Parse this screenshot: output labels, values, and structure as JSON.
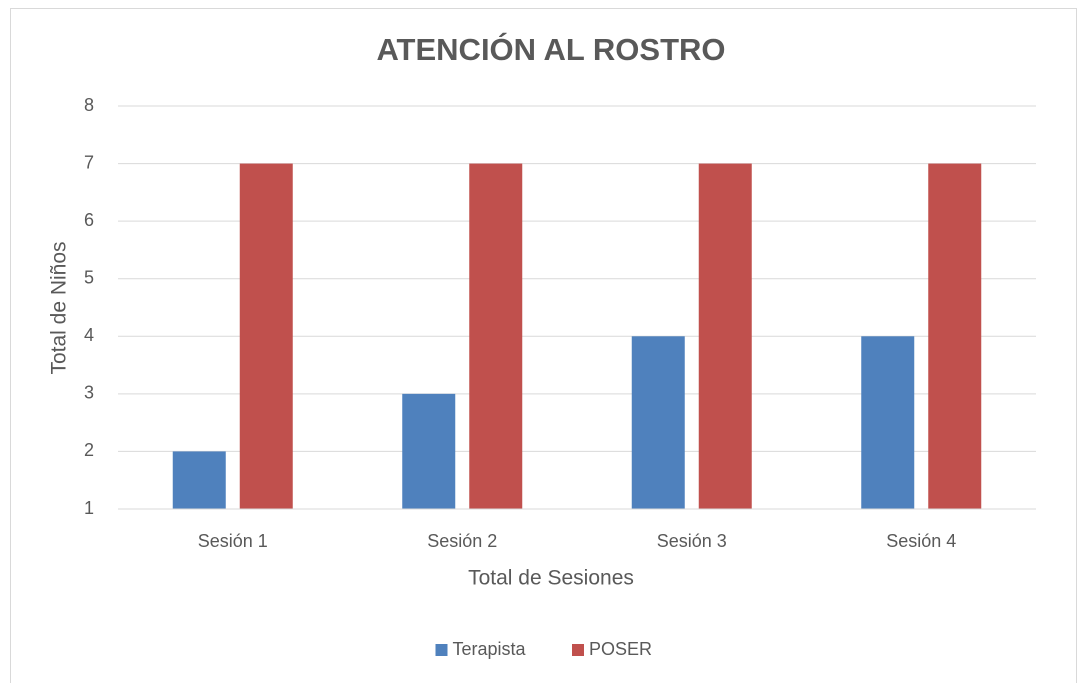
{
  "chart_data": {
    "type": "bar",
    "title": "ATENCIÓN AL ROSTRO",
    "x_label": "Total de Sesiones",
    "y_label": "Total de Niños",
    "categories": [
      "Sesión 1",
      "Sesión 2",
      "Sesión 3",
      "Sesión 4"
    ],
    "series": [
      {
        "name": "Terapista",
        "color": "#4f81bd",
        "values": [
          2,
          3,
          4,
          4
        ]
      },
      {
        "name": "POSER",
        "color": "#c0504d",
        "values": [
          7,
          7,
          7,
          7
        ]
      }
    ],
    "ylim": [
      1,
      8
    ],
    "yticks": [
      1,
      2,
      3,
      4,
      5,
      6,
      7,
      8
    ],
    "grid": true,
    "legend": "bottom"
  }
}
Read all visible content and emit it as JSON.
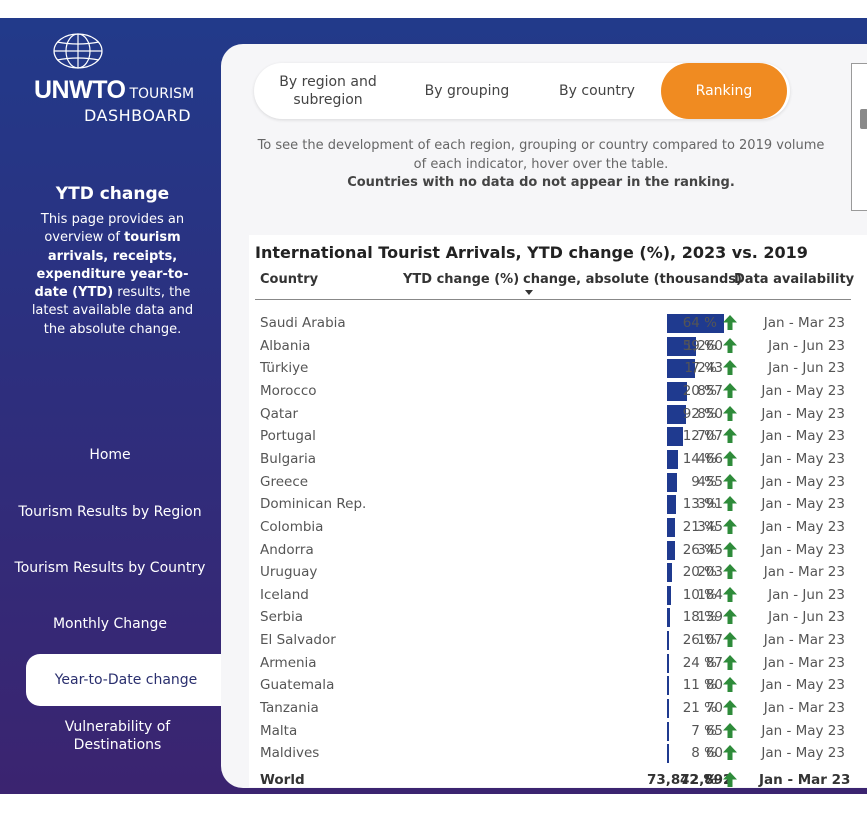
{
  "brand": {
    "logo_main": "UNWTO",
    "logo_sub": "TOURISM",
    "logo_dash": "DASHBOARD"
  },
  "sidebar": {
    "section_title": "YTD change",
    "description_parts": [
      "This page provides an overview of ",
      "tourism arrivals, receipts, expenditure year-to-date (YTD)",
      " results, the latest available data and the absolute change."
    ],
    "nav": [
      {
        "label": "Home"
      },
      {
        "label": "Tourism Results by Region"
      },
      {
        "label": "Tourism Results by Country"
      },
      {
        "label": "Monthly Change"
      },
      {
        "label": "Year-to-Date change",
        "active": true
      },
      {
        "label": "Vulnerability of Destinations"
      }
    ]
  },
  "tabs": [
    {
      "label": "By region and subregion"
    },
    {
      "label": "By grouping"
    },
    {
      "label": "By country"
    },
    {
      "label": "Ranking",
      "active": true
    }
  ],
  "info": {
    "line": "To see the development of each region, grouping or country compared to 2019 volume of each indicator, hover over the table.",
    "bold_line": "Countries with no data do not appear in the ranking."
  },
  "table": {
    "title": "International Tourist Arrivals, YTD change (%), 2023 vs. 2019",
    "headers": {
      "country": "Country",
      "ytd": "YTD change (%)",
      "abs": "change, absolute (thousands)",
      "avail": "Data availability"
    },
    "rows": [
      {
        "country": "Saudi Arabia",
        "ytd": "64 %",
        "abs": "",
        "abs_value": 2500,
        "avail": "Jan - Mar 23"
      },
      {
        "country": "Albania",
        "ytd": "59 %",
        "abs": "1,260",
        "abs_value": 1260,
        "avail": "Jan - Jun 23"
      },
      {
        "country": "Türkiye",
        "ytd": "7 %",
        "abs": "1,243",
        "abs_value": 1243,
        "avail": "Jan - Jun 23"
      },
      {
        "country": "Morocco",
        "ytd": "20 %",
        "abs": "857",
        "abs_value": 857,
        "avail": "Jan - May 23"
      },
      {
        "country": "Qatar",
        "ytd": "92 %",
        "abs": "850",
        "abs_value": 850,
        "avail": "Jan - May 23"
      },
      {
        "country": "Portugal",
        "ytd": "12 %",
        "abs": "707",
        "abs_value": 707,
        "avail": "Jan - May 23"
      },
      {
        "country": "Bulgaria",
        "ytd": "14 %",
        "abs": "466",
        "abs_value": 466,
        "avail": "Jan - May 23"
      },
      {
        "country": "Greece",
        "ytd": "9 %",
        "abs": "455",
        "abs_value": 455,
        "avail": "Jan - May 23"
      },
      {
        "country": "Dominican Rep.",
        "ytd": "13 %",
        "abs": "391",
        "abs_value": 391,
        "avail": "Jan - May 23"
      },
      {
        "country": "Colombia",
        "ytd": "21 %",
        "abs": "345",
        "abs_value": 345,
        "avail": "Jan - May 23"
      },
      {
        "country": "Andorra",
        "ytd": "26 %",
        "abs": "345",
        "abs_value": 345,
        "avail": "Jan - May 23"
      },
      {
        "country": "Uruguay",
        "ytd": "20 %",
        "abs": "203",
        "abs_value": 203,
        "avail": "Jan - Mar 23"
      },
      {
        "country": "Iceland",
        "ytd": "10 %",
        "abs": "184",
        "abs_value": 184,
        "avail": "Jan - Jun 23"
      },
      {
        "country": "Serbia",
        "ytd": "18 %",
        "abs": "139",
        "abs_value": 139,
        "avail": "Jan - Jun 23"
      },
      {
        "country": "El Salvador",
        "ytd": "26 %",
        "abs": "107",
        "abs_value": 107,
        "avail": "Jan - Mar 23"
      },
      {
        "country": "Armenia",
        "ytd": "24 %",
        "abs": "87",
        "abs_value": 87,
        "avail": "Jan - Mar 23"
      },
      {
        "country": "Guatemala",
        "ytd": "11 %",
        "abs": "80",
        "abs_value": 80,
        "avail": "Jan - May 23"
      },
      {
        "country": "Tanzania",
        "ytd": "21 %",
        "abs": "70",
        "abs_value": 70,
        "avail": "Jan - Mar 23"
      },
      {
        "country": "Malta",
        "ytd": "7 %",
        "abs": "65",
        "abs_value": 65,
        "avail": "Jan - May 23"
      },
      {
        "country": "Maldives",
        "ytd": "8 %",
        "abs": "60",
        "abs_value": 60,
        "avail": "Jan - May 23"
      }
    ],
    "total": {
      "country": "World",
      "ytd": "42 %",
      "abs": "73,872,892",
      "avail": "Jan - Mar 23"
    }
  },
  "colors": {
    "accent": "#f08b21",
    "bar": "#1f3a8f",
    "up_arrow": "#2e8b3a",
    "sidebar_top": "#223a8a",
    "sidebar_bottom": "#3b2470"
  }
}
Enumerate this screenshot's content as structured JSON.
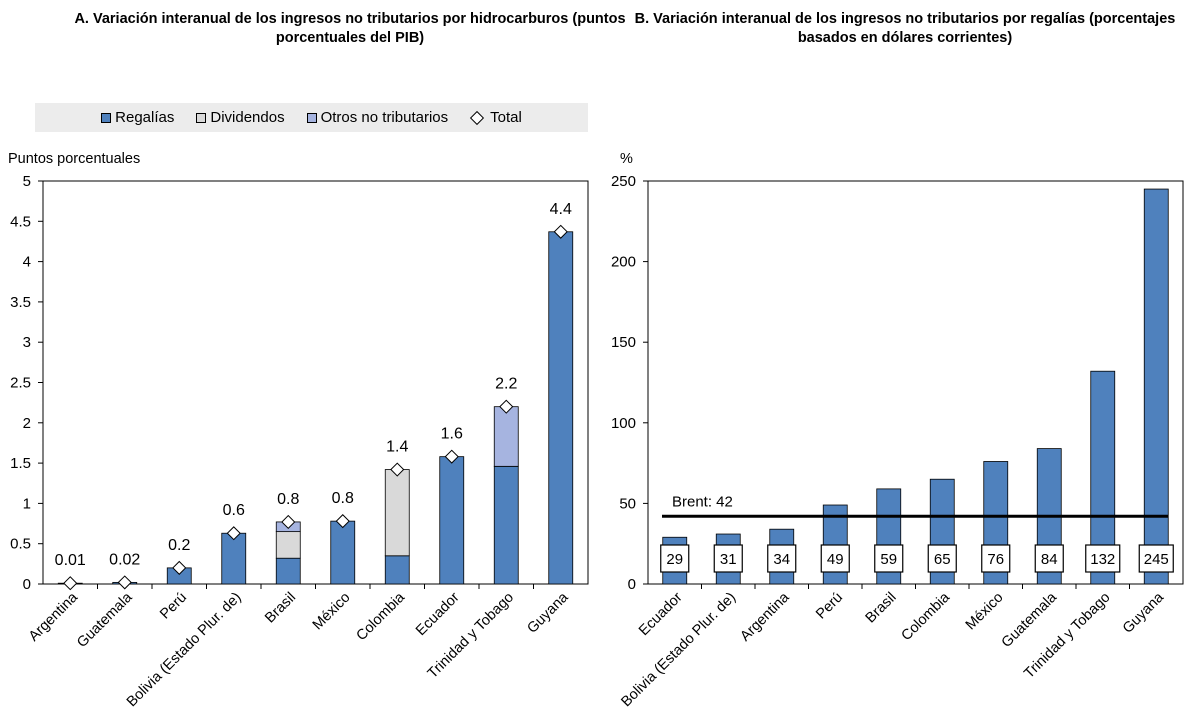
{
  "chart_data": [
    {
      "type": "bar",
      "stacked": true,
      "title": "A. Variación interanual de los ingresos no tributarios por hidrocarburos (puntos porcentuales del PIB)",
      "ylabel": "Puntos porcentuales",
      "ylim": [
        0,
        5
      ],
      "yticks": [
        "0",
        "0.5",
        "1",
        "1.5",
        "2",
        "2.5",
        "3",
        "3.5",
        "4",
        "4.5",
        "5"
      ],
      "categories": [
        "Argentina",
        "Guatemala",
        "Perú",
        "Bolivia (Estado Plur. de)",
        "Brasil",
        "México",
        "Colombia",
        "Ecuador",
        "Trinidad y Tobago",
        "Guyana"
      ],
      "series": [
        {
          "name": "Regalías",
          "color": "#4f81bd",
          "values": [
            0.01,
            0.02,
            0.2,
            0.63,
            0.32,
            0.78,
            0.35,
            1.58,
            1.46,
            4.37
          ]
        },
        {
          "name": "Dividendos",
          "color": "#d9d9d9",
          "values": [
            0,
            0,
            0,
            0,
            0.33,
            0,
            1.07,
            0,
            0,
            0
          ]
        },
        {
          "name": "Otros no tributarios",
          "color": "#a6b4e0",
          "values": [
            0,
            0,
            0,
            0,
            0.12,
            0,
            0,
            0,
            0.74,
            0
          ]
        }
      ],
      "total": {
        "name": "Total",
        "values": [
          0.01,
          0.02,
          0.2,
          0.63,
          0.77,
          0.78,
          1.42,
          1.58,
          2.2,
          4.37
        ]
      },
      "total_labels": [
        "0.01",
        "0.02",
        "0.2",
        "0.6",
        "0.8",
        "0.8",
        "1.4",
        "1.6",
        "2.2",
        "4.4"
      ],
      "legend_position": "top"
    },
    {
      "type": "bar",
      "title": "B. Variación interanual de los ingresos no tributarios por regalías (porcentajes basados en dólares corrientes)",
      "ylabel": "%",
      "ylim": [
        0,
        250
      ],
      "yticks": [
        "0",
        "50",
        "100",
        "150",
        "200",
        "250"
      ],
      "categories": [
        "Ecuador",
        "Bolivia (Estado Plur. de)",
        "Argentina",
        "Perú",
        "Brasil",
        "Colombia",
        "México",
        "Guatemala",
        "Trinidad y Tobago",
        "Guyana"
      ],
      "values": [
        29,
        31,
        34,
        49,
        59,
        65,
        76,
        84,
        132,
        245
      ],
      "value_labels": [
        "29",
        "31",
        "34",
        "49",
        "59",
        "65",
        "76",
        "84",
        "132",
        "245"
      ],
      "color": "#4f81bd",
      "reference_line": {
        "label": "Brent: 42",
        "value": 42
      }
    }
  ]
}
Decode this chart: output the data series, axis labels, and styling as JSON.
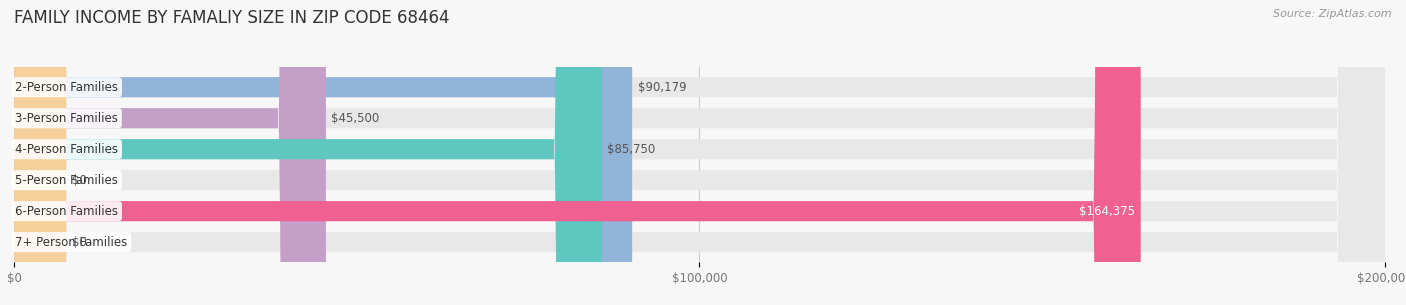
{
  "title": "FAMILY INCOME BY FAMALIY SIZE IN ZIP CODE 68464",
  "source": "Source: ZipAtlas.com",
  "categories": [
    "2-Person Families",
    "3-Person Families",
    "4-Person Families",
    "5-Person Families",
    "6-Person Families",
    "7+ Person Families"
  ],
  "values": [
    90179,
    45500,
    85750,
    0,
    164375,
    0
  ],
  "bar_colors": [
    "#92b4d8",
    "#c4a0c8",
    "#5ec8c0",
    "#b0b0e0",
    "#f06090",
    "#f5d09a"
  ],
  "label_colors": [
    "#555555",
    "#555555",
    "#555555",
    "#555555",
    "#ffffff",
    "#555555"
  ],
  "xlim": [
    0,
    200000
  ],
  "xticks": [
    0,
    100000,
    200000
  ],
  "xtick_labels": [
    "$0",
    "$100,000",
    "$200,000"
  ],
  "value_labels": [
    "$90,179",
    "$45,500",
    "$85,750",
    "$0",
    "$164,375",
    "$0"
  ],
  "background_color": "#f7f7f7",
  "bar_bg_color": "#e8e8e8",
  "title_fontsize": 12,
  "label_fontsize": 8.5,
  "value_fontsize": 8.5,
  "tick_fontsize": 8.5
}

***

GIVEN TASK:
Return every line of the preceding records in which the word "grouping" appears.

RESULT:
      "label": "By grouping"
    "line": "To see the development of each region, grouping or country compared to 2019 volume of each indicator, hover over the table.",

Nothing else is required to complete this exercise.